**PROBLEM STATEMENT:** Work out the number of lines with "this" in them. Reply with that number and no other words.

╭─ LISTED RECORDS

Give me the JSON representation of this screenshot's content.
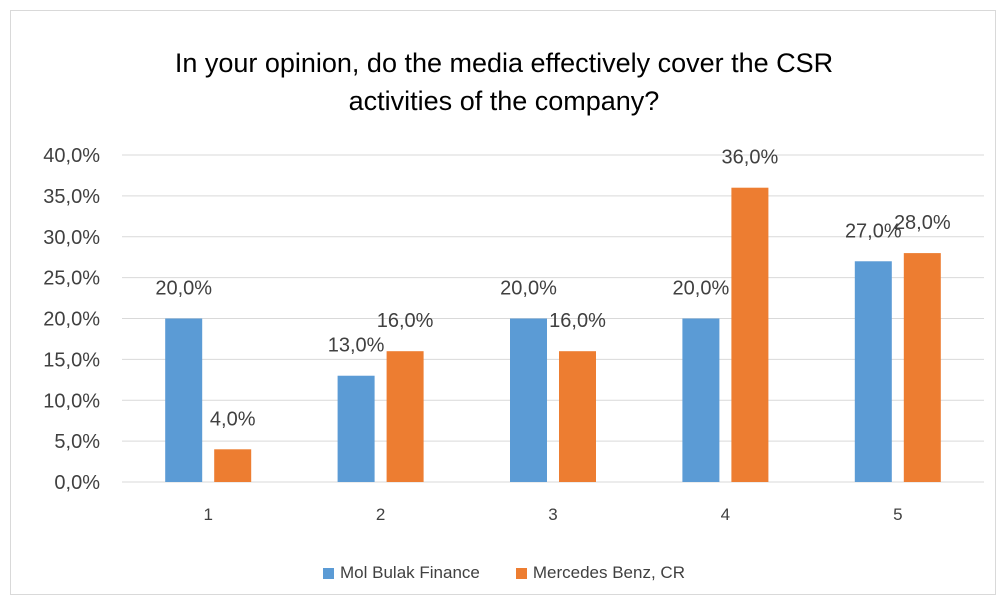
{
  "chart_data": {
    "type": "bar",
    "title_lines": [
      "In your opinion, do the media effectively cover the CSR",
      "activities of the company?"
    ],
    "categories": [
      "1",
      "2",
      "3",
      "4",
      "5"
    ],
    "series": [
      {
        "name": "Mol Bulak Finance",
        "color": "#5b9bd5",
        "values": [
          20.0,
          13.0,
          20.0,
          20.0,
          27.0
        ],
        "labels": [
          "20,0%",
          "13,0%",
          "20,0%",
          "20,0%",
          "27,0%"
        ]
      },
      {
        "name": "Mercedes Benz, CR",
        "color": "#ed7d31",
        "values": [
          4.0,
          16.0,
          16.0,
          36.0,
          28.0
        ],
        "labels": [
          "4,0%",
          "16,0%",
          "16,0%",
          "36,0%",
          "28,0%"
        ]
      }
    ],
    "y_ticks": [
      "0,0%",
      "5,0%",
      "10,0%",
      "15,0%",
      "20,0%",
      "25,0%",
      "30,0%",
      "35,0%",
      "40,0%"
    ],
    "ylim": [
      0,
      40
    ],
    "grid": true,
    "legend_position": "bottom",
    "gridline_color": "#d9d9d9"
  }
}
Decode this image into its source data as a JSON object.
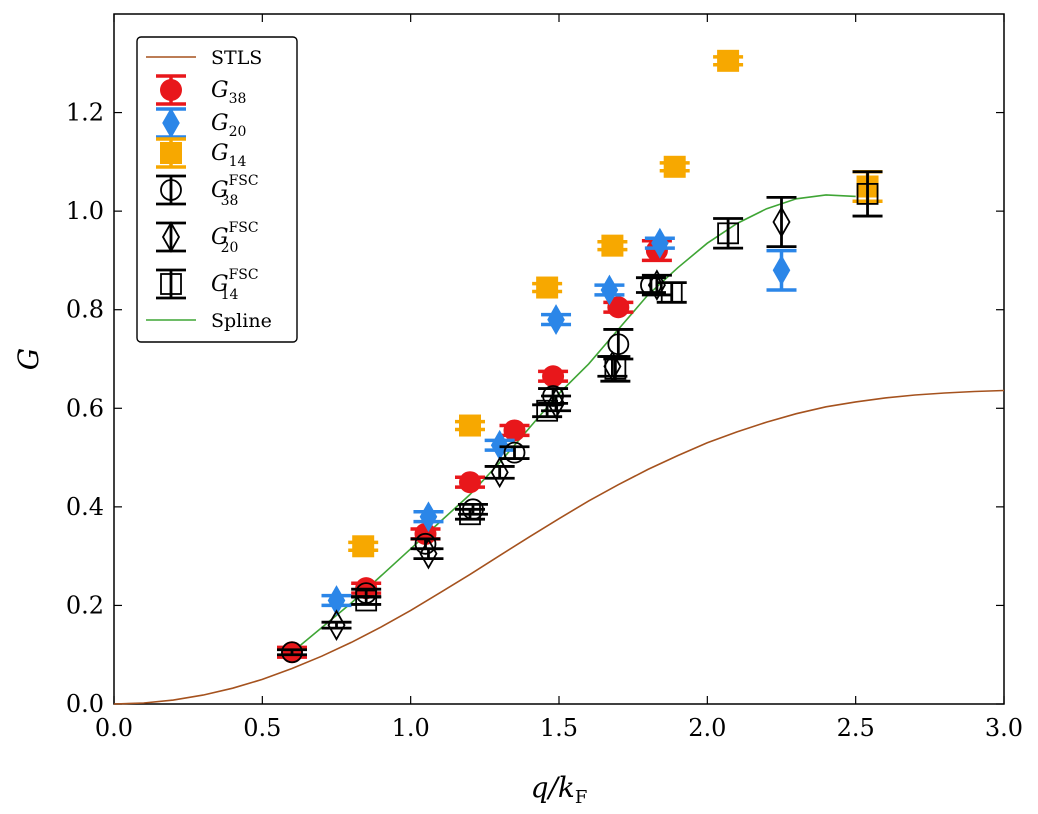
{
  "chart_data": {
    "type": "scatter",
    "xlabel": "q/k_F",
    "ylabel": "G",
    "xlim": [
      0.0,
      3.0
    ],
    "ylim": [
      0.0,
      1.4
    ],
    "xticks": [
      "0.0",
      "0.5",
      "1.0",
      "1.5",
      "2.0",
      "2.5",
      "3.0"
    ],
    "yticks": [
      "0.0",
      "0.2",
      "0.4",
      "0.6",
      "0.8",
      "1.0",
      "1.2"
    ],
    "legend_position": "top-left",
    "legend": [
      {
        "key": "stls",
        "label": "STLS"
      },
      {
        "key": "g38",
        "label": "G",
        "sub": "38"
      },
      {
        "key": "g20",
        "label": "G",
        "sub": "20"
      },
      {
        "key": "g14",
        "label": "G",
        "sub": "14"
      },
      {
        "key": "g38fsc",
        "label": "G",
        "sub": "38",
        "sup": "FSC"
      },
      {
        "key": "g20fsc",
        "label": "G",
        "sub": "20",
        "sup": "FSC"
      },
      {
        "key": "g14fsc",
        "label": "G",
        "sub": "14",
        "sup": "FSC"
      },
      {
        "key": "spline",
        "label": "Spline"
      }
    ],
    "series": [
      {
        "key": "stls",
        "style": "line",
        "color": "#a5521e",
        "x": [
          0.0,
          0.1,
          0.2,
          0.3,
          0.4,
          0.5,
          0.6,
          0.7,
          0.8,
          0.9,
          1.0,
          1.1,
          1.2,
          1.3,
          1.4,
          1.5,
          1.6,
          1.7,
          1.8,
          1.9,
          2.0,
          2.1,
          2.2,
          2.3,
          2.4,
          2.5,
          2.6,
          2.7,
          2.8,
          2.9,
          3.0
        ],
        "y": [
          0.0,
          0.002,
          0.008,
          0.018,
          0.032,
          0.05,
          0.072,
          0.097,
          0.125,
          0.156,
          0.19,
          0.226,
          0.263,
          0.301,
          0.339,
          0.376,
          0.412,
          0.445,
          0.476,
          0.504,
          0.53,
          0.552,
          0.572,
          0.589,
          0.603,
          0.613,
          0.621,
          0.627,
          0.631,
          0.634,
          0.636
        ]
      },
      {
        "key": "spline",
        "style": "line",
        "color": "#3fa535",
        "x": [
          0.6,
          0.7,
          0.8,
          0.9,
          1.0,
          1.1,
          1.2,
          1.3,
          1.4,
          1.5,
          1.6,
          1.7,
          1.8,
          1.9,
          2.0,
          2.1,
          2.2,
          2.3,
          2.4,
          2.5
        ],
        "y": [
          0.105,
          0.155,
          0.205,
          0.26,
          0.315,
          0.37,
          0.425,
          0.49,
          0.56,
          0.63,
          0.69,
          0.76,
          0.83,
          0.885,
          0.935,
          0.975,
          1.005,
          1.025,
          1.033,
          1.03
        ]
      },
      {
        "key": "g38",
        "style": "marker",
        "marker": "circle",
        "filled": true,
        "color": "#e8171b",
        "points": [
          [
            0.6,
            0.105,
            0.01
          ],
          [
            0.85,
            0.235,
            0.01
          ],
          [
            1.05,
            0.345,
            0.01
          ],
          [
            1.2,
            0.45,
            0.01
          ],
          [
            1.35,
            0.555,
            0.01
          ],
          [
            1.48,
            0.665,
            0.01
          ],
          [
            1.7,
            0.805,
            0.01
          ],
          [
            1.83,
            0.92,
            0.02
          ]
        ]
      },
      {
        "key": "g20",
        "style": "marker",
        "marker": "diamond",
        "filled": true,
        "color": "#2b86e8",
        "points": [
          [
            0.75,
            0.21,
            0.01
          ],
          [
            1.06,
            0.38,
            0.01
          ],
          [
            1.3,
            0.525,
            0.01
          ],
          [
            1.49,
            0.78,
            0.01
          ],
          [
            1.67,
            0.84,
            0.01
          ],
          [
            1.84,
            0.935,
            0.01
          ],
          [
            2.25,
            0.88,
            0.04
          ]
        ]
      },
      {
        "key": "g14",
        "style": "marker",
        "marker": "square",
        "filled": true,
        "color": "#f7a800",
        "points": [
          [
            0.84,
            0.32,
            0.008
          ],
          [
            1.2,
            0.565,
            0.008
          ],
          [
            1.46,
            0.845,
            0.008
          ],
          [
            1.68,
            0.93,
            0.008
          ],
          [
            1.89,
            1.09,
            0.008
          ],
          [
            2.07,
            1.305,
            0.008
          ],
          [
            2.54,
            1.05,
            0.03
          ]
        ]
      },
      {
        "key": "g38fsc",
        "style": "marker",
        "marker": "circle",
        "filled": false,
        "color": "#000000",
        "points": [
          [
            0.6,
            0.105,
            0.005
          ],
          [
            0.85,
            0.225,
            0.008
          ],
          [
            1.05,
            0.325,
            0.01
          ],
          [
            1.21,
            0.395,
            0.01
          ],
          [
            1.35,
            0.51,
            0.012
          ],
          [
            1.48,
            0.625,
            0.015
          ],
          [
            1.7,
            0.73,
            0.03
          ],
          [
            1.81,
            0.85,
            0.015
          ]
        ]
      },
      {
        "key": "g20fsc",
        "style": "marker",
        "marker": "diamond",
        "filled": false,
        "color": "#000000",
        "points": [
          [
            0.75,
            0.16,
            0.006
          ],
          [
            1.06,
            0.305,
            0.01
          ],
          [
            1.3,
            0.47,
            0.012
          ],
          [
            1.49,
            0.61,
            0.015
          ],
          [
            1.68,
            0.685,
            0.02
          ],
          [
            1.83,
            0.85,
            0.02
          ],
          [
            2.25,
            0.978,
            0.05
          ]
        ]
      },
      {
        "key": "g14fsc",
        "style": "marker",
        "marker": "square",
        "filled": false,
        "color": "#000000",
        "points": [
          [
            0.85,
            0.21,
            0.008
          ],
          [
            1.2,
            0.385,
            0.01
          ],
          [
            1.46,
            0.595,
            0.012
          ],
          [
            1.69,
            0.68,
            0.025
          ],
          [
            1.88,
            0.835,
            0.02
          ],
          [
            2.07,
            0.955,
            0.03
          ],
          [
            2.54,
            1.035,
            0.045
          ]
        ]
      }
    ]
  }
}
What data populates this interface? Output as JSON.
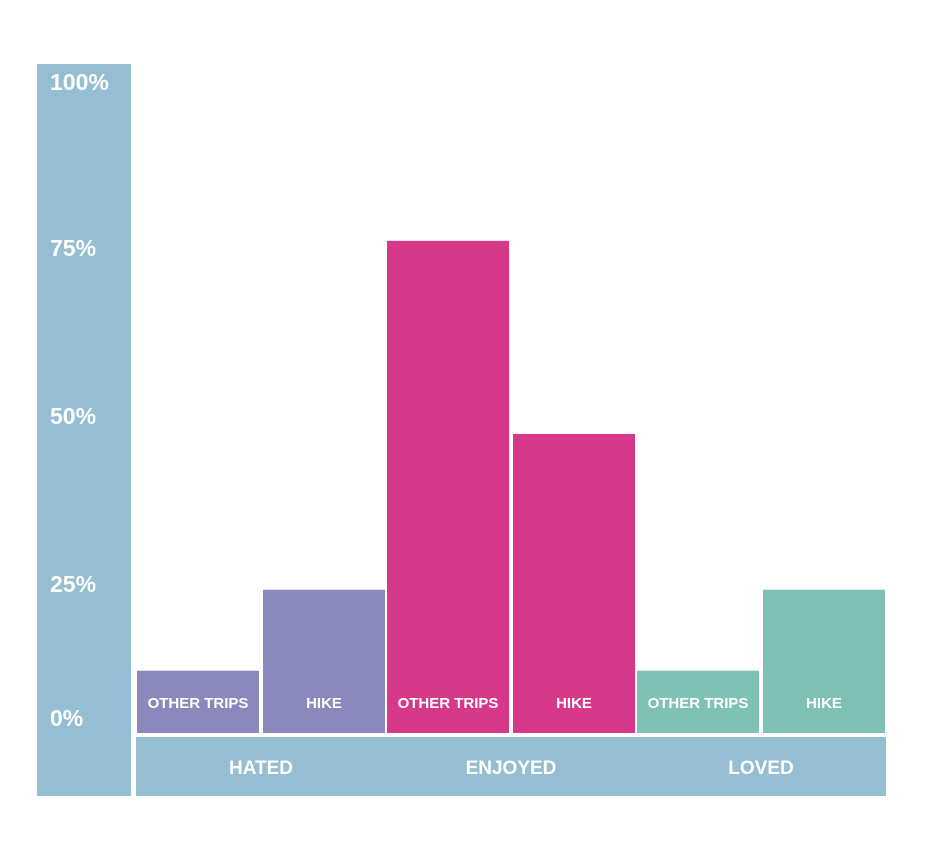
{
  "chart_data": {
    "type": "bar",
    "title": "",
    "xlabel": "",
    "ylabel": "",
    "ylim": [
      0,
      100
    ],
    "y_ticks": [
      "0%",
      "25%",
      "50%",
      "75%",
      "100%"
    ],
    "y_tick_values": [
      0,
      25,
      50,
      75,
      100
    ],
    "groups": [
      {
        "name": "HATED",
        "color": "#8b88bb",
        "bars": [
          {
            "label": "OTHER TRIPS",
            "value": 10
          },
          {
            "label": "HIKE",
            "value": 23
          }
        ]
      },
      {
        "name": "ENJOYED",
        "color": "#d6398a",
        "bars": [
          {
            "label": "OTHER TRIPS",
            "value": 79
          },
          {
            "label": "HIKE",
            "value": 48
          }
        ]
      },
      {
        "name": "LOVED",
        "color": "#7fc1b4",
        "bars": [
          {
            "label": "OTHER TRIPS",
            "value": 10
          },
          {
            "label": "HIKE",
            "value": 23
          }
        ]
      }
    ],
    "axis_color": "#96bed3",
    "grid": false
  }
}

╰─

**THE ANSWER:** 3